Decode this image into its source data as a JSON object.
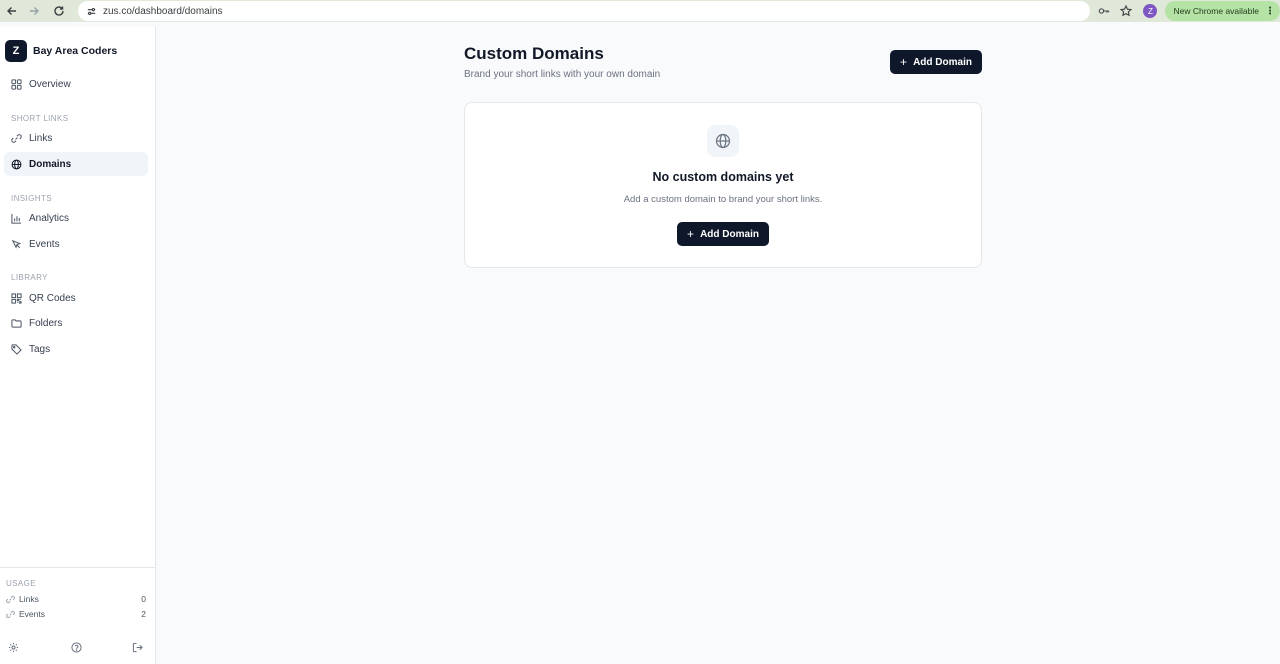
{
  "browser": {
    "url": "zus.co/dashboard/domains",
    "profile_initial": "Z",
    "update_label": "New Chrome available"
  },
  "sidebar": {
    "brand_initial": "Z",
    "brand_name": "Bay Area Coders",
    "overview_label": "Overview",
    "sections": {
      "short_links": "SHORT LINKS",
      "insights": "INSIGHTS",
      "library": "LIBRARY",
      "usage": "USAGE"
    },
    "items": {
      "links": "Links",
      "domains": "Domains",
      "analytics": "Analytics",
      "events": "Events",
      "qr_codes": "QR Codes",
      "folders": "Folders",
      "tags": "Tags"
    },
    "usage": [
      {
        "label": "Links",
        "count": "0"
      },
      {
        "label": "Events",
        "count": "2"
      }
    ]
  },
  "main": {
    "title": "Custom Domains",
    "subtitle": "Brand your short links with your own domain",
    "add_button": "Add Domain",
    "empty_state": {
      "title": "No custom domains yet",
      "text": "Add a custom domain to brand your short links.",
      "button": "Add Domain"
    }
  },
  "icons": {
    "back": "arrow-left-icon",
    "forward": "arrow-right-icon",
    "reload": "reload-icon",
    "globe": "globe-icon",
    "link": "link-icon"
  },
  "colors": {
    "primary_button": "#0f172a",
    "active_nav": "#f1f5f9",
    "chrome_bar": "#dfe8d9",
    "update_pill": "#b5e3a6"
  }
}
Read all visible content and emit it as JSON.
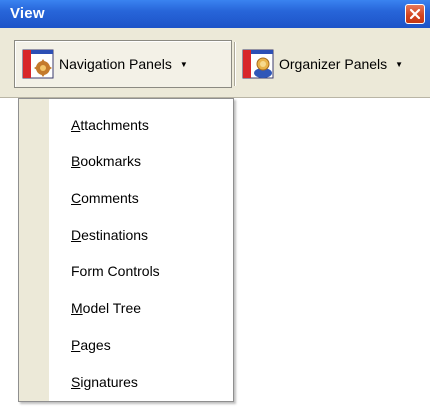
{
  "window": {
    "title": "View"
  },
  "toolbar": {
    "navigation_panels": {
      "label": "Navigation Panels",
      "arrow": "▼"
    },
    "organizer_panels": {
      "label": "Organizer Panels",
      "arrow": "▼"
    }
  },
  "menu": {
    "items": [
      {
        "label": "Attachments",
        "mnemonic": "A",
        "rest": "ttachments"
      },
      {
        "label": "Bookmarks",
        "mnemonic": "B",
        "rest": "ookmarks"
      },
      {
        "label": "Comments",
        "mnemonic": "C",
        "rest": "omments"
      },
      {
        "label": "Destinations",
        "mnemonic": "D",
        "rest": "estinations"
      },
      {
        "label": "Form Controls",
        "mnemonic": "",
        "rest": "Form Controls"
      },
      {
        "label": "Model Tree",
        "mnemonic": "M",
        "rest": "odel Tree"
      },
      {
        "label": "Pages",
        "mnemonic": "P",
        "rest": "ages"
      },
      {
        "label": "Signatures",
        "mnemonic": "S",
        "rest": "ignatures"
      }
    ]
  },
  "colors": {
    "titlebar": "#2765d9",
    "toolbar_bg": "#ece9d8",
    "close_button": "#d2431d"
  }
}
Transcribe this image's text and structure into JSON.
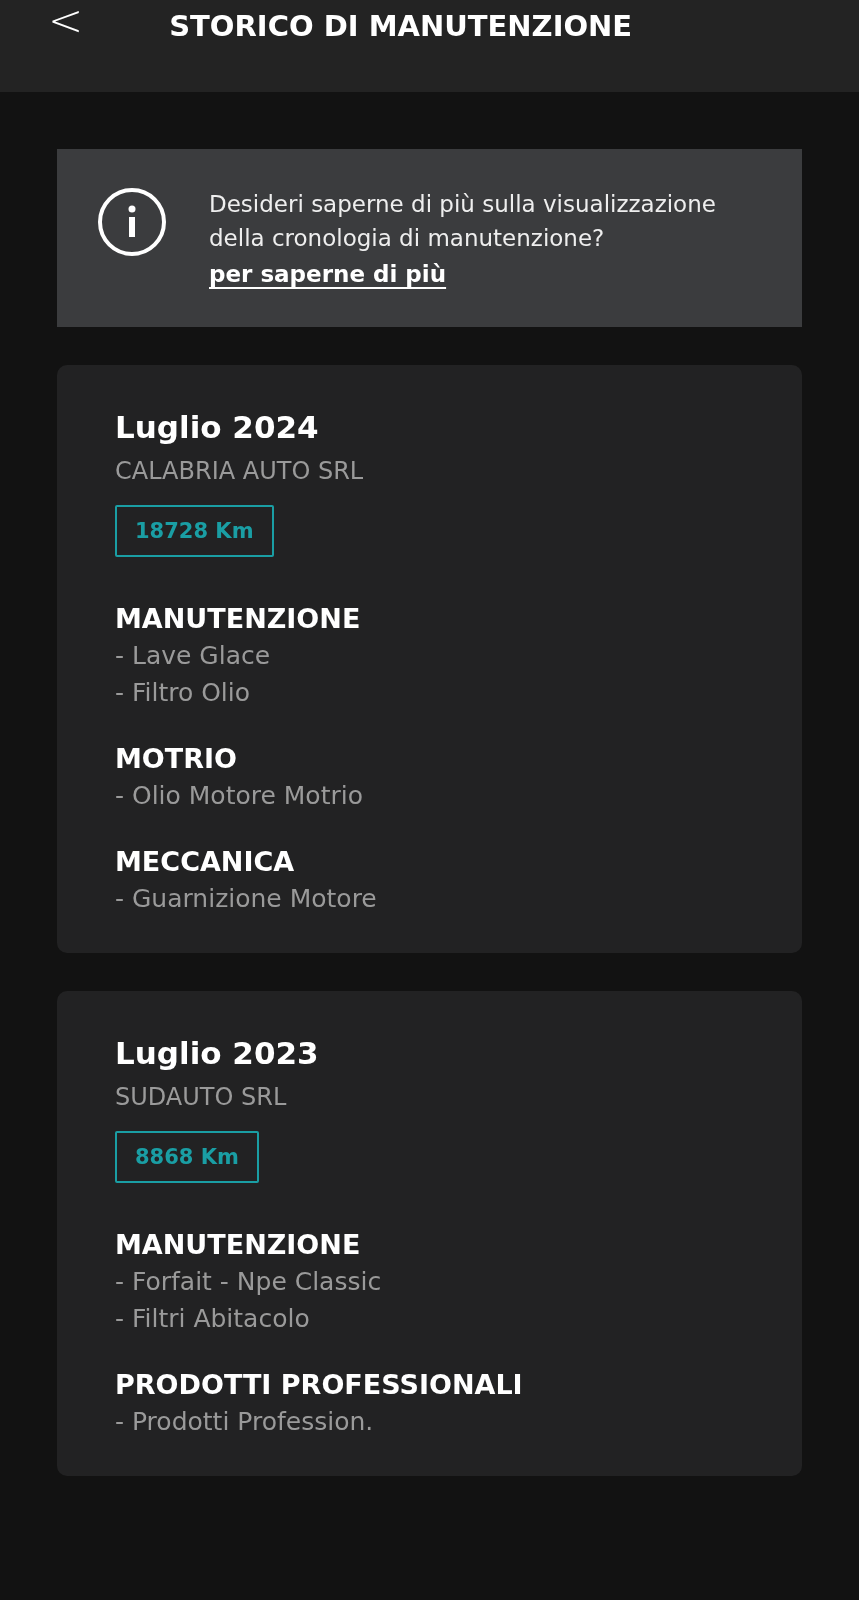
{
  "header": {
    "back": "<",
    "title": "STORICO DI MANUTENZIONE"
  },
  "info": {
    "text": "Desideri saperne di più sulla visualizzazione della cronologia di manutenzione?",
    "link": "per saperne di più"
  },
  "records": [
    {
      "date": "Luglio 2024",
      "dealer": "CALABRIA AUTO SRL",
      "mileage": "18728 Km",
      "sections": [
        {
          "title": "MANUTENZIONE",
          "items": [
            "- Lave Glace",
            "- Filtro Olio"
          ]
        },
        {
          "title": "MOTRIO",
          "items": [
            "- Olio Motore Motrio"
          ]
        },
        {
          "title": "MECCANICA",
          "items": [
            "- Guarnizione Motore"
          ]
        }
      ]
    },
    {
      "date": "Luglio 2023",
      "dealer": "SUDAUTO SRL",
      "mileage": "8868 Km",
      "sections": [
        {
          "title": "MANUTENZIONE",
          "items": [
            "- Forfait - Npe Classic",
            "- Filtri Abitacolo"
          ]
        },
        {
          "title": "PRODOTTI PROFESSIONALI",
          "items": [
            "- Prodotti Profession."
          ]
        }
      ]
    }
  ]
}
* * * * * * * * *
- **Goal**
List the lines of the entries that include "saperne".

- **Answer to this problem**
    "text": "Desideri saperne di più sulla visualizzazione della cronologia di manutenzione?",
    "link": "per saperne di più"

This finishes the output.